>> begin

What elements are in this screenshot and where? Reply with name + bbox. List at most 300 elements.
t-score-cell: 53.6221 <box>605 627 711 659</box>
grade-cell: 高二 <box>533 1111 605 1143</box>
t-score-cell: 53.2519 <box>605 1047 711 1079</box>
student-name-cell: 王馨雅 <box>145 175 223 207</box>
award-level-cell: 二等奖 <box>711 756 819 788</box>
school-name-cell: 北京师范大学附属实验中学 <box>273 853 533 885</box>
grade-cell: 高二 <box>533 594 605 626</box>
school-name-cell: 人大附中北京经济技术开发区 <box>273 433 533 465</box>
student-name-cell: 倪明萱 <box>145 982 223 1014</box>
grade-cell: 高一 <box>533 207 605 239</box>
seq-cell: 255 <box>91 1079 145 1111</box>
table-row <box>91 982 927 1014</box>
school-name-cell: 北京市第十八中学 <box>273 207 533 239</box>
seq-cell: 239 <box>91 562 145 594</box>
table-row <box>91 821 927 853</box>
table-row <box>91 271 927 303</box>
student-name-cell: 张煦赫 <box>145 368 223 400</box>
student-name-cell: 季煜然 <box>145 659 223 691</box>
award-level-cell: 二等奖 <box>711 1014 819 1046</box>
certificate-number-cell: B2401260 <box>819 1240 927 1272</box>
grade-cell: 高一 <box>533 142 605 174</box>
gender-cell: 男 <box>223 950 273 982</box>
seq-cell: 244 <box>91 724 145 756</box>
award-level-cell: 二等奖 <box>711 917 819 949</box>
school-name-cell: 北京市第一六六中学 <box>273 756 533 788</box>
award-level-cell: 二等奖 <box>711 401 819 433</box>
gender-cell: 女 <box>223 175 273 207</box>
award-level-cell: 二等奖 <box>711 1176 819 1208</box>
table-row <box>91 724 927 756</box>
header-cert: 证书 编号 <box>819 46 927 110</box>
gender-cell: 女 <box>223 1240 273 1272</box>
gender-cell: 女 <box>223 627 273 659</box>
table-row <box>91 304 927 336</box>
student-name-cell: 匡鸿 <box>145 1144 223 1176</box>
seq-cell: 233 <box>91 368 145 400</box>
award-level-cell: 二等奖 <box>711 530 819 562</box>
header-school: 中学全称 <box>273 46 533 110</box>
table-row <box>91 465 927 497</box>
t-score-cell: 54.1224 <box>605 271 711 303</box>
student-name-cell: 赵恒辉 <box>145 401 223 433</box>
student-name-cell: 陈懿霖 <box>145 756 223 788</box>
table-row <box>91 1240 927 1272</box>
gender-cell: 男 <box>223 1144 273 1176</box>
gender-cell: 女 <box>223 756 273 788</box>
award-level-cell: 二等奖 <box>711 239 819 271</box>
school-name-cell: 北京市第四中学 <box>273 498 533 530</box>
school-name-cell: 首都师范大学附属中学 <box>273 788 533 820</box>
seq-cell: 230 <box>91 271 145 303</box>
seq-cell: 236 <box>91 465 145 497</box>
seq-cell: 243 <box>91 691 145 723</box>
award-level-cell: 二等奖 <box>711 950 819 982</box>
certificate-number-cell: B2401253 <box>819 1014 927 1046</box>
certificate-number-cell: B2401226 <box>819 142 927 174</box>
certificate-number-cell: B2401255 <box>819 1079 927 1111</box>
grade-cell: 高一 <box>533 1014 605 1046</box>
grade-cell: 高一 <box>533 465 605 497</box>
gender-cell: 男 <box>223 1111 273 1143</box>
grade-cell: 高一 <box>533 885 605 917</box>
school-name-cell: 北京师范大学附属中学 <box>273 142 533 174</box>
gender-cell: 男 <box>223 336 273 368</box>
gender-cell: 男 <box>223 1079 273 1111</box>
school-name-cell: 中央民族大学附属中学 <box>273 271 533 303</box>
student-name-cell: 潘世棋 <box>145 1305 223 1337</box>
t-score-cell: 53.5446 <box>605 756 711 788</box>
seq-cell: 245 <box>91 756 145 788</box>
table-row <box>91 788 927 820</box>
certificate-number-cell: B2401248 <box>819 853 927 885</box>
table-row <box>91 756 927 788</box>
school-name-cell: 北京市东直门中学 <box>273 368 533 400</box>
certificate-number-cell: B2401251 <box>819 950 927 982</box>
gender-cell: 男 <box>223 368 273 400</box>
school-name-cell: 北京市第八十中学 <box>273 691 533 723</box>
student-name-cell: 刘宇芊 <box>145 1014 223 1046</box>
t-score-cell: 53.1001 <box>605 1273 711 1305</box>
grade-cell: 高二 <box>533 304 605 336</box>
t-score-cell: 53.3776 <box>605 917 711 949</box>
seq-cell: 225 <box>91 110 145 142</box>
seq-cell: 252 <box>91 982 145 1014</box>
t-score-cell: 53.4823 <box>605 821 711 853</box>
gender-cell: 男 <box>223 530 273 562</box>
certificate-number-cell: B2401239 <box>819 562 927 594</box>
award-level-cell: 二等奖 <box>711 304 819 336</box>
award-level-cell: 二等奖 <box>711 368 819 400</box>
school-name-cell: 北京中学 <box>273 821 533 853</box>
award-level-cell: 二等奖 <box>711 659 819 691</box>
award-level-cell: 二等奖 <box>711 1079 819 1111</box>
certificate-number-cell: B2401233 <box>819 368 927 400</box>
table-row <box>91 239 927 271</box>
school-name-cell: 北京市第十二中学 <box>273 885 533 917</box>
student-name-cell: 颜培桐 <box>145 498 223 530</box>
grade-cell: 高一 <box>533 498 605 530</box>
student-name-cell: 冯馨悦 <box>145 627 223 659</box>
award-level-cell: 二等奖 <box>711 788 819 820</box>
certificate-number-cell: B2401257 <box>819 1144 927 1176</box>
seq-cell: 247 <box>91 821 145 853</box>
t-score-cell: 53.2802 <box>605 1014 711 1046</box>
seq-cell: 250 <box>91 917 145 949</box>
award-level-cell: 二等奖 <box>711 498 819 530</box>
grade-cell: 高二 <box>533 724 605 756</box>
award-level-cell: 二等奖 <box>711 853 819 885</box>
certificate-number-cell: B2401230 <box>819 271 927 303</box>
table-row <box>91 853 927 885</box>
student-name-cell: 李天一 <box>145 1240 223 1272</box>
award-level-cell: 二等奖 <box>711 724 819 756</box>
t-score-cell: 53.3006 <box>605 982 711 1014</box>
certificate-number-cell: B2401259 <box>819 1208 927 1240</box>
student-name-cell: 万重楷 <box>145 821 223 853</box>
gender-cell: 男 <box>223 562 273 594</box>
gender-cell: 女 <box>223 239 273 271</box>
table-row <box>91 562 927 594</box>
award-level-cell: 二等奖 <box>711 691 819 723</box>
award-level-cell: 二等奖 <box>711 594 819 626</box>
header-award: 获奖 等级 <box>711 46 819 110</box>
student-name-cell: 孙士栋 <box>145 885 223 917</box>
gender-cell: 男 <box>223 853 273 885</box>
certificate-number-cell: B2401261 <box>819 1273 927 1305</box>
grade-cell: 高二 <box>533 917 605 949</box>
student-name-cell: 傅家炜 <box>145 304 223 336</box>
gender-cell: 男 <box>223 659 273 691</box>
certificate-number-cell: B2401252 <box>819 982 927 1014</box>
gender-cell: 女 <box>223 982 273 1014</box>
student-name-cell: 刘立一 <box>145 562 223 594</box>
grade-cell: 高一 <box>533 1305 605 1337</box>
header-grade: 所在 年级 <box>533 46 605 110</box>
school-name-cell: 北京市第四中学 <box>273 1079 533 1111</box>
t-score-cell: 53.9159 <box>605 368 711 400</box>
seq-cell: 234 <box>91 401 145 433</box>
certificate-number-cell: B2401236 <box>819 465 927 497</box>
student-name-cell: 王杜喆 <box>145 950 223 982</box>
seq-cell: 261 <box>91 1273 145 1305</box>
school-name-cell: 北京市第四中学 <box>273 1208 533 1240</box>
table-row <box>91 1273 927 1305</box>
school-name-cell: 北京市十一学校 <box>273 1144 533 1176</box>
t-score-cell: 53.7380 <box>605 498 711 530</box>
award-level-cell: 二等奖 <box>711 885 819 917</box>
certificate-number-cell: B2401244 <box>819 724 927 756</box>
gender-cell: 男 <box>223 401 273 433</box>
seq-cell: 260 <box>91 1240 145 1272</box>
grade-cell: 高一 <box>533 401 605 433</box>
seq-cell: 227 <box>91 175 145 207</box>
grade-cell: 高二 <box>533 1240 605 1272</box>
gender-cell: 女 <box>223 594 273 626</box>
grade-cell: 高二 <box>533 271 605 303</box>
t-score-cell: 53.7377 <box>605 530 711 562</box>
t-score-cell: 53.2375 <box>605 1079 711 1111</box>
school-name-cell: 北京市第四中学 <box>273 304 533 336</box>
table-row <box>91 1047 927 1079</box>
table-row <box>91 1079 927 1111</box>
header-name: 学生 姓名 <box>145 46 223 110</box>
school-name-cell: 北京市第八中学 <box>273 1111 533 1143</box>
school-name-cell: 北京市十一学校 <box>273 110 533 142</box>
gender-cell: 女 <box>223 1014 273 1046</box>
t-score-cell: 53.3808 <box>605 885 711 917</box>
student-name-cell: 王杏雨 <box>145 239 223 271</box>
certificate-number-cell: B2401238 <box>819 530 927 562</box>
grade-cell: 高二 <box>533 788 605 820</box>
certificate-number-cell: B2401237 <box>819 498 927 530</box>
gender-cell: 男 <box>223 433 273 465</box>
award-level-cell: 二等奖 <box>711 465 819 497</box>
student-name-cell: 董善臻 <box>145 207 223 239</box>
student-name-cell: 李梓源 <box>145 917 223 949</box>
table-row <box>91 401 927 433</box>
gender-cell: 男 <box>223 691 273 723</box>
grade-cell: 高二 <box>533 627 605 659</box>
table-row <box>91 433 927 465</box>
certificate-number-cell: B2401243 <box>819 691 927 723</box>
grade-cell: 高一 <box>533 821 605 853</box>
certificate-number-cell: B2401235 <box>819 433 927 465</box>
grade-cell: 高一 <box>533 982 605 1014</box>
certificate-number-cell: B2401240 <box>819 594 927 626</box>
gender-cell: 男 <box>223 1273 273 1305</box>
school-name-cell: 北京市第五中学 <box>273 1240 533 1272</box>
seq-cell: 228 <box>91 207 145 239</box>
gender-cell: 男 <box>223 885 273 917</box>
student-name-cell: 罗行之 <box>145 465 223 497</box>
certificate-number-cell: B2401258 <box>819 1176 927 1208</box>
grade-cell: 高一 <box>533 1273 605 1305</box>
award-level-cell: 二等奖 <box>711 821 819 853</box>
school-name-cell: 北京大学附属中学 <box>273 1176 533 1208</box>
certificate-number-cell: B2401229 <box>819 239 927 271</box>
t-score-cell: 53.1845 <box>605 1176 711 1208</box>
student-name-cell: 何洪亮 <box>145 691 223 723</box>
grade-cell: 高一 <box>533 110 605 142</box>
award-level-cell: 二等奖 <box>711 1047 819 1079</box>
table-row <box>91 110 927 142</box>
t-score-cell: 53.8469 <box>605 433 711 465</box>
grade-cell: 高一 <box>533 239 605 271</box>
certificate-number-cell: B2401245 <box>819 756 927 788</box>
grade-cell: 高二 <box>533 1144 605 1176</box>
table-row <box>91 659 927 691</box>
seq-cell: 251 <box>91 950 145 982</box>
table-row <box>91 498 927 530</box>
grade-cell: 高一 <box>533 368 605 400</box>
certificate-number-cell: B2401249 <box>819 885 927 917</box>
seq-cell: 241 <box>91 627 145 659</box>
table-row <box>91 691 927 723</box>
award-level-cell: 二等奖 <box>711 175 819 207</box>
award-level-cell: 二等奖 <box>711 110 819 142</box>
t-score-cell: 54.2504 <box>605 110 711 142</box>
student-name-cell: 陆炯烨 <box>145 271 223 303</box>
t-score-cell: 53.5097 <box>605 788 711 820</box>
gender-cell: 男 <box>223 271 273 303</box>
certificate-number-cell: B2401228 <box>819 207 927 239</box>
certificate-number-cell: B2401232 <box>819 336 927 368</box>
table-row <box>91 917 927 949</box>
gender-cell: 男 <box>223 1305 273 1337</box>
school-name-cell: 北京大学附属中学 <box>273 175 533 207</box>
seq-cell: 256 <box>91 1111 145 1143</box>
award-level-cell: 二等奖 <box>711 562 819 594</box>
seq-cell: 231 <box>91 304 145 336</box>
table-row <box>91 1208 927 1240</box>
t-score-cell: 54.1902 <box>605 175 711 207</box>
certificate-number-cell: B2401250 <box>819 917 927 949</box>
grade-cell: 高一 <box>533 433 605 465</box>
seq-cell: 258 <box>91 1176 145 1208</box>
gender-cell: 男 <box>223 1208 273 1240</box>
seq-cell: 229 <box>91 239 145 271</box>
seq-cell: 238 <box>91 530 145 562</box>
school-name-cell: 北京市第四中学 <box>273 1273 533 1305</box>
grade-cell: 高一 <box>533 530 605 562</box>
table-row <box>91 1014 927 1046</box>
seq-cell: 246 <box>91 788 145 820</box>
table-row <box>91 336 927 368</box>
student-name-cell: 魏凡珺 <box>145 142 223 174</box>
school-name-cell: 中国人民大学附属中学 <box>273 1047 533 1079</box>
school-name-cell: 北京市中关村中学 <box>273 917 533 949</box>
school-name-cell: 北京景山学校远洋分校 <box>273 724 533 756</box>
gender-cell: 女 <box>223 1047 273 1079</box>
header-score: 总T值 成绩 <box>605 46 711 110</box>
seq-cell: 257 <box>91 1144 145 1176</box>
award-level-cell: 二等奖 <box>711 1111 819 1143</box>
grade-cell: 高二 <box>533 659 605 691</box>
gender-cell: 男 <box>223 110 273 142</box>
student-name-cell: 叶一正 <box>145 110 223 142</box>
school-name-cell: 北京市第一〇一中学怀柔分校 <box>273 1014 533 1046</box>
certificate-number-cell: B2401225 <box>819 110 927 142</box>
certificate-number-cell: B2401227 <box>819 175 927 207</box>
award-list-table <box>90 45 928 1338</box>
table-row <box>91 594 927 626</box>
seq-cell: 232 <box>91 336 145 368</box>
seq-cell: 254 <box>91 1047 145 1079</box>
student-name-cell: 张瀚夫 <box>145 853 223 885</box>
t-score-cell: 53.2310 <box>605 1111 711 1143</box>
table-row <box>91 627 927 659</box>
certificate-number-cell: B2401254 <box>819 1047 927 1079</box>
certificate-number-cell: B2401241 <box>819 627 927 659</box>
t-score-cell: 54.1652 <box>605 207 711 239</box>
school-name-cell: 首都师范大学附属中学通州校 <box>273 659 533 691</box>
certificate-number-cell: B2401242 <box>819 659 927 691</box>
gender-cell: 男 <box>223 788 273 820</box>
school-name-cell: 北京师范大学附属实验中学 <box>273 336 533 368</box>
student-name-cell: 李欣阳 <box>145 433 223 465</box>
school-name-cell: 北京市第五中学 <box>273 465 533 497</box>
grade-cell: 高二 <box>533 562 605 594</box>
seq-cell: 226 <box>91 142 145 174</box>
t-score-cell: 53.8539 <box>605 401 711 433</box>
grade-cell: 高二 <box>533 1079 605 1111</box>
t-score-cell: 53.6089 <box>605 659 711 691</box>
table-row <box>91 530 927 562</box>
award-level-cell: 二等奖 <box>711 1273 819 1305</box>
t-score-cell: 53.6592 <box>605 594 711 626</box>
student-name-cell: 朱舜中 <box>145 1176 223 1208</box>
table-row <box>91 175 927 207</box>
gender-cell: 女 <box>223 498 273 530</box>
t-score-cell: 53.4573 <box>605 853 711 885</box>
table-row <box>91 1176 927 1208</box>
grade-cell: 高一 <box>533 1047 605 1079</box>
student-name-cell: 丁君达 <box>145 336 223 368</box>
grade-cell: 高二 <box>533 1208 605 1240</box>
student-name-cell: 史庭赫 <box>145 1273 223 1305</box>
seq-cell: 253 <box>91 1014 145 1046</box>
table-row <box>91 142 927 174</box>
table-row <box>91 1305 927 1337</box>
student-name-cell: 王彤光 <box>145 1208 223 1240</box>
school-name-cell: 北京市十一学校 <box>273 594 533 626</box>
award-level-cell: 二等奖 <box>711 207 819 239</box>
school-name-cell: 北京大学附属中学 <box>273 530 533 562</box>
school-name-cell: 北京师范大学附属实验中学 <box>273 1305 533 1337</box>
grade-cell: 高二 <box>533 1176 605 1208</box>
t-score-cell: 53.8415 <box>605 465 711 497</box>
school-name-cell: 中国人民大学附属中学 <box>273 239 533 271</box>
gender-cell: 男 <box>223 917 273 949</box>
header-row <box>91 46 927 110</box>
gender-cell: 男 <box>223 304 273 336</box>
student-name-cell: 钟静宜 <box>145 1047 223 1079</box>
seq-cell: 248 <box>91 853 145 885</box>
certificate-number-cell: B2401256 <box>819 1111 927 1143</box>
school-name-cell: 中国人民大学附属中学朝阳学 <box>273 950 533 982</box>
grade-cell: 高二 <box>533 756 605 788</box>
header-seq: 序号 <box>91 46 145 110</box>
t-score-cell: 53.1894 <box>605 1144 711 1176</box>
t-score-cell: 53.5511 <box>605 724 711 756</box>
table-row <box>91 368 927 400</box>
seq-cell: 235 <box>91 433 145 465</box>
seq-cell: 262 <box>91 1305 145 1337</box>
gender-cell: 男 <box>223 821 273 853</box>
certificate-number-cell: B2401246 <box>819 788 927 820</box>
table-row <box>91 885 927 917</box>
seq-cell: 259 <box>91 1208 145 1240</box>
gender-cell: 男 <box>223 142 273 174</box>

>> end

EXERCISE PROMPT: Give everything from the start of the material down to the line containing "t-score-cell: 53.2519 <box>605" again, renaming "t-score-cell" to "standard-score-cell" and leaving everything else unchanged.

CORRECT OUTPUT:
What elements are in this screenshot and where? Reply with name + bbox. List at most 300 elements.
standard-score-cell: 53.6221 <box>605 627 711 659</box>
grade-cell: 高二 <box>533 1111 605 1143</box>
standard-score-cell: 53.2519 <box>605 1047 711 1079</box>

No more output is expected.